··· Task inputs
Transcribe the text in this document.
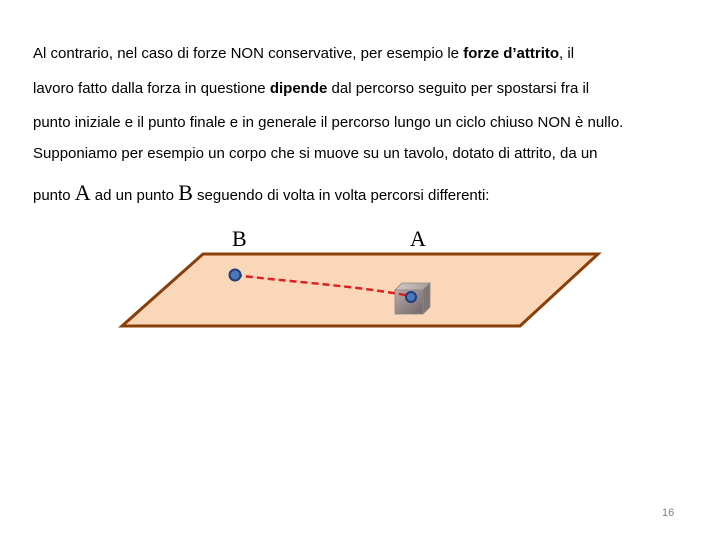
Al contrario, nel caso di forze NON conservative, per esempio le forze d’attrito, il
lavoro fatto dalla forza in questione dipende dal percorso seguito per spostarsi fra il
punto iniziale e il punto finale e in generale il percorso lungo un ciclo chiuso NON è nullo.
Supponiamo per esempio un corpo che si muove su un tavolo, dotato di attrito, da un
punto A ad un punto B seguendo di volta in volta percorsi differenti:
B	A
16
······
Instruction: The records above must be echoed exactly, minus their pictures.

Output for this task:
Transcribe the text in this document.
Al contrario, nel caso di forze NON conservative, per esempio le forze d’attrito, il
lavoro fatto dalla forza in questione dipende dal percorso seguito per spostarsi fra il
punto iniziale e il punto finale e in generale il percorso lungo un ciclo chiuso NON è nullo.
Supponiamo per esempio un corpo che si muove su un tavolo, dotato di attrito, da un
punto A ad un punto B seguendo di volta in volta percorsi differenti:
B	A
16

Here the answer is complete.